— start —

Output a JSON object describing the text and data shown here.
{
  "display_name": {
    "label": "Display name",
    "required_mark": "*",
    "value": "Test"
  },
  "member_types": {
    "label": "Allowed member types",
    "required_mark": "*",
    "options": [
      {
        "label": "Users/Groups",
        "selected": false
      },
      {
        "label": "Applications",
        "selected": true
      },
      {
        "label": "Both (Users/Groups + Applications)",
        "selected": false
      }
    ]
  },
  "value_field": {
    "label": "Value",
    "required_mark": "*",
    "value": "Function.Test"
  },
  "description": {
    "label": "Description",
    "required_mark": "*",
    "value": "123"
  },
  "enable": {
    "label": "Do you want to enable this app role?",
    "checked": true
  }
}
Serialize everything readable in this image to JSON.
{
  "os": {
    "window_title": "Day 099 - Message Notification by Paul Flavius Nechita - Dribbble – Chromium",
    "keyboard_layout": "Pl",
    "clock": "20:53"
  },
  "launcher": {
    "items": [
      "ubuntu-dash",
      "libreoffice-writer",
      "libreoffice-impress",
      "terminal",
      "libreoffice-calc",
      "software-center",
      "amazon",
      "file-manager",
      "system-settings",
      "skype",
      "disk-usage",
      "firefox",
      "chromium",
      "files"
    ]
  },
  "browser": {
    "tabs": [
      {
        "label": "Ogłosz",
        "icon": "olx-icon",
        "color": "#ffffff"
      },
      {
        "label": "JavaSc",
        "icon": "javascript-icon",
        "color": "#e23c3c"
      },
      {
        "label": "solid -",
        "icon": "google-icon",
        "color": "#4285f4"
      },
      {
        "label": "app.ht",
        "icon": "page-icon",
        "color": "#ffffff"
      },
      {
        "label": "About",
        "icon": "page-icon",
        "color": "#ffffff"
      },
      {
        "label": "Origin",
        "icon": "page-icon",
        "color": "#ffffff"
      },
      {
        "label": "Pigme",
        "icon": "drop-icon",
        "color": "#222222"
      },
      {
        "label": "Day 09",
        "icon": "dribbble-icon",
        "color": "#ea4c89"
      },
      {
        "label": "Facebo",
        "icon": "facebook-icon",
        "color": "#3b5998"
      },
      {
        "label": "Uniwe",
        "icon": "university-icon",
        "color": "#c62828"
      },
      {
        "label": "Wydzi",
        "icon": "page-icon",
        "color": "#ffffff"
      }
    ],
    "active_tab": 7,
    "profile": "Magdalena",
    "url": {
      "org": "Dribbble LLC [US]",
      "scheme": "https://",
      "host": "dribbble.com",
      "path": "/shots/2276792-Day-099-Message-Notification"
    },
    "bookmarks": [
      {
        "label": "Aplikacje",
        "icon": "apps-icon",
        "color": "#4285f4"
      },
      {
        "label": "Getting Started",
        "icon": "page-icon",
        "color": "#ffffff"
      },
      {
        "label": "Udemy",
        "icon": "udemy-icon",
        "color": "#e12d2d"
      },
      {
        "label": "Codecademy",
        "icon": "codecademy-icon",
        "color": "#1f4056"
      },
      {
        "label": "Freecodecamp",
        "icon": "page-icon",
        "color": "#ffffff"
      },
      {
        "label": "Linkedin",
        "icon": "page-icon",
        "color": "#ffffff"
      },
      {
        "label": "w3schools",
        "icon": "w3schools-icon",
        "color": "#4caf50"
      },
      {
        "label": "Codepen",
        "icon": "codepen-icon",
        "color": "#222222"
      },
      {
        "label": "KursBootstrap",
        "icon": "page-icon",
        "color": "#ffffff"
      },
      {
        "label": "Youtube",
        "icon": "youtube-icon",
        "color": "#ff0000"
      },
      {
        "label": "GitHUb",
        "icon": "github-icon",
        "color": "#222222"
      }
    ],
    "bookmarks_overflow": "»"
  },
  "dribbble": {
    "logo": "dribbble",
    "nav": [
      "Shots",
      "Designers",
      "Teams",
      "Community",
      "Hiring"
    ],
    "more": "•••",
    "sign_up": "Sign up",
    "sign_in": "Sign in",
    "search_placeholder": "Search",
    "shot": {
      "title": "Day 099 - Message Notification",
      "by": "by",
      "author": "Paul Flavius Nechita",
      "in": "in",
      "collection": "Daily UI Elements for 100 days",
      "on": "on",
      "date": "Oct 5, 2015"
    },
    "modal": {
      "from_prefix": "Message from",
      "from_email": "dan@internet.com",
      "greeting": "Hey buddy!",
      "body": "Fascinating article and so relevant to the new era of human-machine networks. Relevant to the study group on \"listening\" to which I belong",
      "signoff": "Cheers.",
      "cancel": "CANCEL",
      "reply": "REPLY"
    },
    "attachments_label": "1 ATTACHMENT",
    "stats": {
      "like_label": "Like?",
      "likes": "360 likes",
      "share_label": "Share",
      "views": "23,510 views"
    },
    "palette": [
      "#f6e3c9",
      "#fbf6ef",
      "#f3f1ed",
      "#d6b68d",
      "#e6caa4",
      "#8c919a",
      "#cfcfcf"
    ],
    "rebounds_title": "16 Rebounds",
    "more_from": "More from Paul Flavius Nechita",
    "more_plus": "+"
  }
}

— end —

(Objective)
Where a line above includes "libreoffice", copy that line.

(The result)
      "libreoffice-writer",
      "libreoffice-impress",
      "libreoffice-calc",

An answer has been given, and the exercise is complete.